### Exercise inputs
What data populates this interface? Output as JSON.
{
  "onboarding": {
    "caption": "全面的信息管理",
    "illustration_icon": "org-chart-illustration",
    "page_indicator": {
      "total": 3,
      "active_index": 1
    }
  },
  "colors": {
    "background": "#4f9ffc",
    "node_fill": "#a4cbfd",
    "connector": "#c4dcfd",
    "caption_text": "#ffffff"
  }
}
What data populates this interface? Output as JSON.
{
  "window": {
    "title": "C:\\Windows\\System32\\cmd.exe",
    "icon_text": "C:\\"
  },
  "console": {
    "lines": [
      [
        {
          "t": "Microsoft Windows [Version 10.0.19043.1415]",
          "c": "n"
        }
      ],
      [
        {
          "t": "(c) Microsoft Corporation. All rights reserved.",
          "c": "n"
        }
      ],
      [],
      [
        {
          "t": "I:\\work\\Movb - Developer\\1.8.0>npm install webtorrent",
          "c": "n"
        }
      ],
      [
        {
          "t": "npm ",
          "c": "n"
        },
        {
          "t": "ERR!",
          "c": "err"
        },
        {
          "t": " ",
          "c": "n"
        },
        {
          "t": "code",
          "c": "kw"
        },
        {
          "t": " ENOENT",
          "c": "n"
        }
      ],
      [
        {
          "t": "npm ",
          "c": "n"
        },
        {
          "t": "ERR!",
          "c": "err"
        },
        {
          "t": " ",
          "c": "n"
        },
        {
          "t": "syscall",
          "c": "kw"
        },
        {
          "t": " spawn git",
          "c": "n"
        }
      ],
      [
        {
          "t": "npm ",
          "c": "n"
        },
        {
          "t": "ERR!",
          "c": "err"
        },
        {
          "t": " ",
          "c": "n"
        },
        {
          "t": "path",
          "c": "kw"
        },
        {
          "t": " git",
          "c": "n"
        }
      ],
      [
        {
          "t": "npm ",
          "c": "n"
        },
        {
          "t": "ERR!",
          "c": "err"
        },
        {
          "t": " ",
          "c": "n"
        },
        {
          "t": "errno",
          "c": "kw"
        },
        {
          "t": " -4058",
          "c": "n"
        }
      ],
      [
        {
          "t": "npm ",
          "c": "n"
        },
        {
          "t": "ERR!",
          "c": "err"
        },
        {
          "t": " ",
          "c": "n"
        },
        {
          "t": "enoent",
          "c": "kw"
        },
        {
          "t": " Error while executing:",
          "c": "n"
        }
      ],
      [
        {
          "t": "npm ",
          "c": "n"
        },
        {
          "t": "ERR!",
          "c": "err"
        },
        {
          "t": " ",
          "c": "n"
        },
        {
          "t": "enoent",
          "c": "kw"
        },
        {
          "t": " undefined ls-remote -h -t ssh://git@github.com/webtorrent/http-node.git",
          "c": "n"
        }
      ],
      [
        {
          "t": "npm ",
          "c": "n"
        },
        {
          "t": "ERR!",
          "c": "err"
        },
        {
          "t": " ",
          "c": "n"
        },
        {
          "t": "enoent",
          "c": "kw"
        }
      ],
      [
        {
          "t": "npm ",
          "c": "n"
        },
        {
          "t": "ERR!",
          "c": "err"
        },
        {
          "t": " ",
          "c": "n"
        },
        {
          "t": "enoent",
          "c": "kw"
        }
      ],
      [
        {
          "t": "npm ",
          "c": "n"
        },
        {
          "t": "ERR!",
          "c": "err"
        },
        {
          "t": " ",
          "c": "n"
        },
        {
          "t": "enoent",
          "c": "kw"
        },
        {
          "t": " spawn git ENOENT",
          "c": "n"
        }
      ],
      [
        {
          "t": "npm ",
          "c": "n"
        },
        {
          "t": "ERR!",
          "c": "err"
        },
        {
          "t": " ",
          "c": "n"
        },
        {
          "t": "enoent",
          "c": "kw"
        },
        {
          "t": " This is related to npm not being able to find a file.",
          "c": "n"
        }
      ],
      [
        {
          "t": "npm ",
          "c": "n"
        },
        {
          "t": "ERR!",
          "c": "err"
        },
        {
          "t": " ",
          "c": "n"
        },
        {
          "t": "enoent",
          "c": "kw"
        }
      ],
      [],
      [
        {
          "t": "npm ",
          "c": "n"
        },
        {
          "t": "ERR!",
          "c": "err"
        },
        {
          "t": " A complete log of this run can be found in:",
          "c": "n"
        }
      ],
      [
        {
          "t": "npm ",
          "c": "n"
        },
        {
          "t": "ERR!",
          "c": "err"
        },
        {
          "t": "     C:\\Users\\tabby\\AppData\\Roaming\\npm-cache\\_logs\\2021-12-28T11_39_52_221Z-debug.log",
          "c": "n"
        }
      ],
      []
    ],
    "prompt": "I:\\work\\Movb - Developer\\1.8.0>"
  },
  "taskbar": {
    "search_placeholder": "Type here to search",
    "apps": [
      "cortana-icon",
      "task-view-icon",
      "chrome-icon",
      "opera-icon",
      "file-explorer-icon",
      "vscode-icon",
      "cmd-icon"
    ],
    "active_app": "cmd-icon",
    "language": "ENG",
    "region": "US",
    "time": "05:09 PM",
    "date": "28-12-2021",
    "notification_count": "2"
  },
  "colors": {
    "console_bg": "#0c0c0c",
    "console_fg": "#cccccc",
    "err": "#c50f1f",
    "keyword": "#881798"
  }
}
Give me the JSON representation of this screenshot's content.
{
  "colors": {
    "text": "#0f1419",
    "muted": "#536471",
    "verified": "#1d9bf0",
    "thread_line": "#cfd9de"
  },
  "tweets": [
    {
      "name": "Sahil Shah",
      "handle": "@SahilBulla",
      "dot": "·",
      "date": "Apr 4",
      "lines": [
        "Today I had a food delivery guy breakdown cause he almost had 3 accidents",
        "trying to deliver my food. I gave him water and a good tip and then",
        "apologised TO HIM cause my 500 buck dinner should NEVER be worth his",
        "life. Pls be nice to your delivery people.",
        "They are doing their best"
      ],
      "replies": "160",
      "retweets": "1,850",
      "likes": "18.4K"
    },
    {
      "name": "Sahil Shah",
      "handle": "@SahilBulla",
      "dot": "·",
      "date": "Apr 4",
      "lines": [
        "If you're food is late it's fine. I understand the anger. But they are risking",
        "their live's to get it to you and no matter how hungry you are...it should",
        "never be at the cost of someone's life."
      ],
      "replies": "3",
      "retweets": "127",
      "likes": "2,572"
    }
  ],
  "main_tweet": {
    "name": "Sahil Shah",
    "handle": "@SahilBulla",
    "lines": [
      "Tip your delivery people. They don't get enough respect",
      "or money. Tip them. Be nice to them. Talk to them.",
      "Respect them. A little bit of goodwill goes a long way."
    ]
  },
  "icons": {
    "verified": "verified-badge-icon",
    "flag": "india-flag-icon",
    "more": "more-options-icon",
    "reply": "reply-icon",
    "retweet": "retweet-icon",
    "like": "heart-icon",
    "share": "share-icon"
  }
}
######
#### [Task description]
Output every line above without altering anything.

#### [Output of the task]
What data populates this interface? Output as JSON.
{
  "onboarding": {
    "caption": "全面的信息管理",
    "illustration_icon": "org-chart-illustration",
    "page_indicator": {
      "total": 3,
      "active_index": 1
    }
  },
  "colors": {
    "background": "#4f9ffc",
    "node_fill": "#a4cbfd",
    "connector": "#c4dcfd",
    "caption_text": "#ffffff"
  }
}
What data populates this interface? Output as JSON.
{
  "window": {
    "title": "C:\\Windows\\System32\\cmd.exe",
    "icon_text": "C:\\"
  },
  "console": {
    "lines": [
      [
        {
          "t": "Microsoft Windows [Version 10.0.19043.1415]",
          "c": "n"
        }
      ],
      [
        {
          "t": "(c) Microsoft Corporation. All rights reserved.",
          "c": "n"
        }
      ],
      [],
      [
        {
          "t": "I:\\work\\Movb - Developer\\1.8.0>npm install webtorrent",
          "c": "n"
        }
      ],
      [
        {
          "t": "npm ",
          "c": "n"
        },
        {
          "t": "ERR!",
          "c": "err"
        },
        {
          "t": " ",
          "c": "n"
        },
        {
          "t": "code",
          "c": "kw"
        },
        {
          "t": " ENOENT",
          "c": "n"
        }
      ],
      [
        {
          "t": "npm ",
          "c": "n"
        },
        {
          "t": "ERR!",
          "c": "err"
        },
        {
          "t": " ",
          "c": "n"
        },
        {
          "t": "syscall",
          "c": "kw"
        },
        {
          "t": " spawn git",
          "c": "n"
        }
      ],
      [
        {
          "t": "npm ",
          "c": "n"
        },
        {
          "t": "ERR!",
          "c": "err"
        },
        {
          "t": " ",
          "c": "n"
        },
        {
          "t": "path",
          "c": "kw"
        },
        {
          "t": " git",
          "c": "n"
        }
      ],
      [
        {
          "t": "npm ",
          "c": "n"
        },
        {
          "t": "ERR!",
          "c": "err"
        },
        {
          "t": " ",
          "c": "n"
        },
        {
          "t": "errno",
          "c": "kw"
        },
        {
          "t": " -4058",
          "c": "n"
        }
      ],
      [
        {
          "t": "npm ",
          "c": "n"
        },
        {
          "t": "ERR!",
          "c": "err"
        },
        {
          "t": " ",
          "c": "n"
        },
        {
          "t": "enoent",
          "c": "kw"
        },
        {
          "t": " Error while executing:",
          "c": "n"
        }
      ],
      [
        {
          "t": "npm ",
          "c": "n"
        },
        {
          "t": "ERR!",
          "c": "err"
        },
        {
          "t": " ",
          "c": "n"
        },
        {
          "t": "enoent",
          "c": "kw"
        },
        {
          "t": " undefined ls-remote -h -t ssh://git@github.com/webtorrent/http-node.git",
          "c": "n"
        }
      ],
      [
        {
          "t": "npm ",
          "c": "n"
        },
        {
          "t": "ERR!",
          "c": "err"
        },
        {
          "t": " ",
          "c": "n"
        },
        {
          "t": "enoent",
          "c": "kw"
        }
      ],
      [
        {
          "t": "npm ",
          "c": "n"
        },
        {
          "t": "ERR!",
          "c": "err"
        },
        {
          "t": " ",
          "c": "n"
        },
        {
          "t": "enoent",
          "c": "kw"
        }
      ],
      [
        {
          "t": "npm ",
          "c": "n"
        },
        {
          "t": "ERR!",
          "c": "err"
        },
        {
          "t": " ",
          "c": "n"
        },
        {
          "t": "enoent",
          "c": "kw"
        },
        {
          "t": " spawn git ENOENT",
          "c": "n"
        }
      ],
      [
        {
          "t": "npm ",
          "c": "n"
        },
        {
          "t": "ERR!",
          "c": "err"
        },
        {
          "t": " ",
          "c": "n"
        },
        {
          "t": "enoent",
          "c": "kw"
        },
        {
          "t": " This is related to npm not being able to find a file.",
          "c": "n"
        }
      ],
      [
        {
          "t": "npm ",
          "c": "n"
        },
        {
          "t": "ERR!",
          "c": "err"
        },
        {
          "t": " ",
          "c": "n"
        },
        {
          "t": "enoent",
          "c": "kw"
        }
      ],
      [],
      [
        {
          "t": "npm ",
          "c": "n"
        },
        {
          "t": "ERR!",
          "c": "err"
        },
        {
          "t": " A complete log of this run can be found in:",
          "c": "n"
        }
      ],
      [
        {
          "t": "npm ",
          "c": "n"
        },
        {
          "t": "ERR!",
          "c": "err"
        },
        {
          "t": "     C:\\Users\\tabby\\AppData\\Roaming\\npm-cache\\_logs\\2021-12-28T11_39_52_221Z-debug.log",
          "c": "n"
        }
      ],
      []
    ],
    "prompt": "I:\\work\\Movb - Developer\\1.8.0>"
  },
  "taskbar": {
    "search_placeholder": "Type here to search",
    "apps": [
      "cortana-icon",
      "task-view-icon",
      "chrome-icon",
      "opera-icon",
      "file-explorer-icon",
      "vscode-icon",
      "cmd-icon"
    ],
    "active_app": "cmd-icon",
    "language": "ENG",
    "region": "US",
    "time": "05:09 PM",
    "date": "28-12-2021",
    "notification_count": "2"
  },
  "colors": {
    "console_bg": "#0c0c0c",
    "console_fg": "#cccccc",
    "err": "#c50f1f",
    "keyword": "#881798"
  }
}
Give me the JSON representation of this screenshot's content.
{
  "colors": {
    "text": "#0f1419",
    "muted": "#536471",
    "verified": "#1d9bf0",
    "thread_line": "#cfd9de"
  },
  "tweets": [
    {
      "name": "Sahil Shah",
      "handle": "@SahilBulla",
      "dot": "·",
      "date": "Apr 4",
      "lines": [
        "Today I had a food delivery guy breakdown cause he almost had 3 accidents",
        "trying to deliver my food. I gave him water and a good tip and then",
        "apologised TO HIM cause my 500 buck dinner should NEVER be worth his",
        "life. Pls be nice to your delivery people.",
        "They are doing their best"
      ],
      "replies": "160",
      "retweets": "1,850",
      "likes": "18.4K"
    },
    {
      "name": "Sahil Shah",
      "handle": "@SahilBulla",
      "dot": "·",
      "date": "Apr 4",
      "lines": [
        "If you're food is late it's fine. I understand the anger. But they are risking",
        "their live's to get it to you and no matter how hungry you are...it should",
        "never be at the cost of someone's life."
      ],
      "replies": "3",
      "retweets": "127",
      "likes": "2,572"
    }
  ],
  "main_tweet": {
    "name": "Sahil Shah",
    "handle": "@SahilBulla",
    "lines": [
      "Tip your delivery people. They don't get enough respect",
      "or money. Tip them. Be nice to them. Talk to them.",
      "Respect them. A little bit of goodwill goes a long way."
    ]
  },
  "icons": {
    "verified": "verified-badge-icon",
    "flag": "india-flag-icon",
    "more": "more-options-icon",
    "reply": "reply-icon",
    "retweet": "retweet-icon",
    "like": "heart-icon",
    "share": "share-icon"
  }
}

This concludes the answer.